- [Instruction]: Return every line below as is, leaving out the pictures.

[Start of Extracted information]

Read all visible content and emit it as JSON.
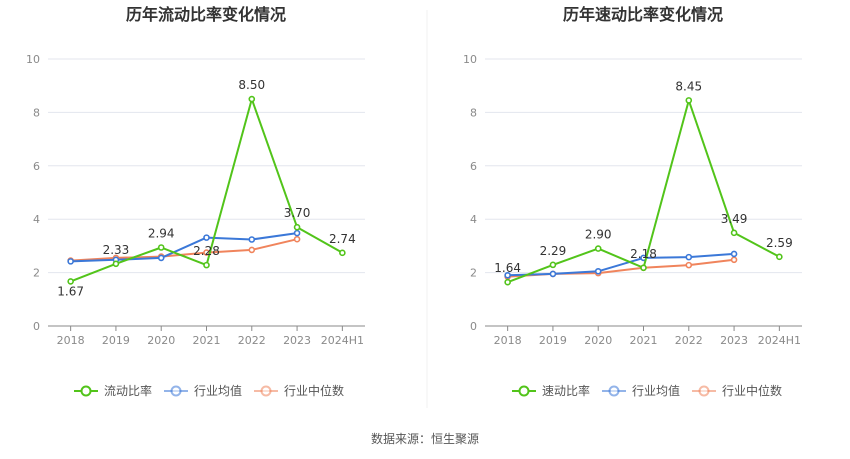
{
  "source_text": "数据来源：恒生聚源",
  "colors": {
    "green": "#52c41a",
    "blue": "#3b78d8",
    "orange": "#f0845c",
    "grid": "#e3e6ee",
    "axis": "#8a8a8a"
  },
  "chart_data": [
    {
      "type": "line",
      "title": "历年流动比率变化情况",
      "categories": [
        "2018",
        "2019",
        "2020",
        "2021",
        "2022",
        "2023",
        "2024H1"
      ],
      "ylim": [
        0,
        10
      ],
      "yticks": [
        "0",
        "2",
        "4",
        "6",
        "8",
        "10"
      ],
      "grid": true,
      "legend_position": "bottom",
      "series": [
        {
          "name": "流动比率",
          "color": "green",
          "values": [
            1.67,
            2.33,
            2.94,
            2.28,
            8.5,
            3.7,
            2.74
          ],
          "labels": [
            "1.67",
            "2.33",
            "2.94",
            "2.28",
            "8.50",
            "3.70",
            "2.74"
          ]
        },
        {
          "name": "行业均值",
          "color": "blue",
          "values": [
            2.42,
            2.48,
            2.55,
            3.31,
            3.24,
            3.48,
            null
          ]
        },
        {
          "name": "行业中位数",
          "color": "orange",
          "values": [
            2.45,
            2.55,
            2.6,
            2.75,
            2.85,
            3.25,
            null
          ]
        }
      ]
    },
    {
      "type": "line",
      "title": "历年速动比率变化情况",
      "categories": [
        "2018",
        "2019",
        "2020",
        "2021",
        "2022",
        "2023",
        "2024H1"
      ],
      "ylim": [
        0,
        10
      ],
      "yticks": [
        "0",
        "2",
        "4",
        "6",
        "8",
        "10"
      ],
      "grid": true,
      "legend_position": "bottom",
      "series": [
        {
          "name": "速动比率",
          "color": "green",
          "values": [
            1.64,
            2.29,
            2.9,
            2.18,
            8.45,
            3.49,
            2.59
          ],
          "labels": [
            "1.64",
            "2.29",
            "2.90",
            "2.18",
            "8.45",
            "3.49",
            "2.59"
          ]
        },
        {
          "name": "行业均值",
          "color": "blue",
          "values": [
            1.9,
            1.95,
            2.05,
            2.55,
            2.58,
            2.7,
            null
          ]
        },
        {
          "name": "行业中位数",
          "color": "orange",
          "values": [
            1.85,
            1.95,
            1.98,
            2.18,
            2.28,
            2.48,
            null
          ]
        }
      ]
    }
  ]
}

[End of Extracted information]

- [Answer for this exercise]:
Read all visible content and emit it as JSON.
{
  "source_text": "数据来源：恒生聚源",
  "colors": {
    "green": "#52c41a",
    "blue": "#3b78d8",
    "orange": "#f0845c",
    "grid": "#e3e6ee",
    "axis": "#8a8a8a"
  },
  "chart_data": [
    {
      "type": "line",
      "title": "历年流动比率变化情况",
      "categories": [
        "2018",
        "2019",
        "2020",
        "2021",
        "2022",
        "2023",
        "2024H1"
      ],
      "ylim": [
        0,
        10
      ],
      "yticks": [
        "0",
        "2",
        "4",
        "6",
        "8",
        "10"
      ],
      "grid": true,
      "legend_position": "bottom",
      "series": [
        {
          "name": "流动比率",
          "color": "green",
          "values": [
            1.67,
            2.33,
            2.94,
            2.28,
            8.5,
            3.7,
            2.74
          ],
          "labels": [
            "1.67",
            "2.33",
            "2.94",
            "2.28",
            "8.50",
            "3.70",
            "2.74"
          ]
        },
        {
          "name": "行业均值",
          "color": "blue",
          "values": [
            2.42,
            2.48,
            2.55,
            3.31,
            3.24,
            3.48,
            null
          ]
        },
        {
          "name": "行业中位数",
          "color": "orange",
          "values": [
            2.45,
            2.55,
            2.6,
            2.75,
            2.85,
            3.25,
            null
          ]
        }
      ]
    },
    {
      "type": "line",
      "title": "历年速动比率变化情况",
      "categories": [
        "2018",
        "2019",
        "2020",
        "2021",
        "2022",
        "2023",
        "2024H1"
      ],
      "ylim": [
        0,
        10
      ],
      "yticks": [
        "0",
        "2",
        "4",
        "6",
        "8",
        "10"
      ],
      "grid": true,
      "legend_position": "bottom",
      "series": [
        {
          "name": "速动比率",
          "color": "green",
          "values": [
            1.64,
            2.29,
            2.9,
            2.18,
            8.45,
            3.49,
            2.59
          ],
          "labels": [
            "1.64",
            "2.29",
            "2.90",
            "2.18",
            "8.45",
            "3.49",
            "2.59"
          ]
        },
        {
          "name": "行业均值",
          "color": "blue",
          "values": [
            1.9,
            1.95,
            2.05,
            2.55,
            2.58,
            2.7,
            null
          ]
        },
        {
          "name": "行业中位数",
          "color": "orange",
          "values": [
            1.85,
            1.95,
            1.98,
            2.18,
            2.28,
            2.48,
            null
          ]
        }
      ]
    }
  ]
}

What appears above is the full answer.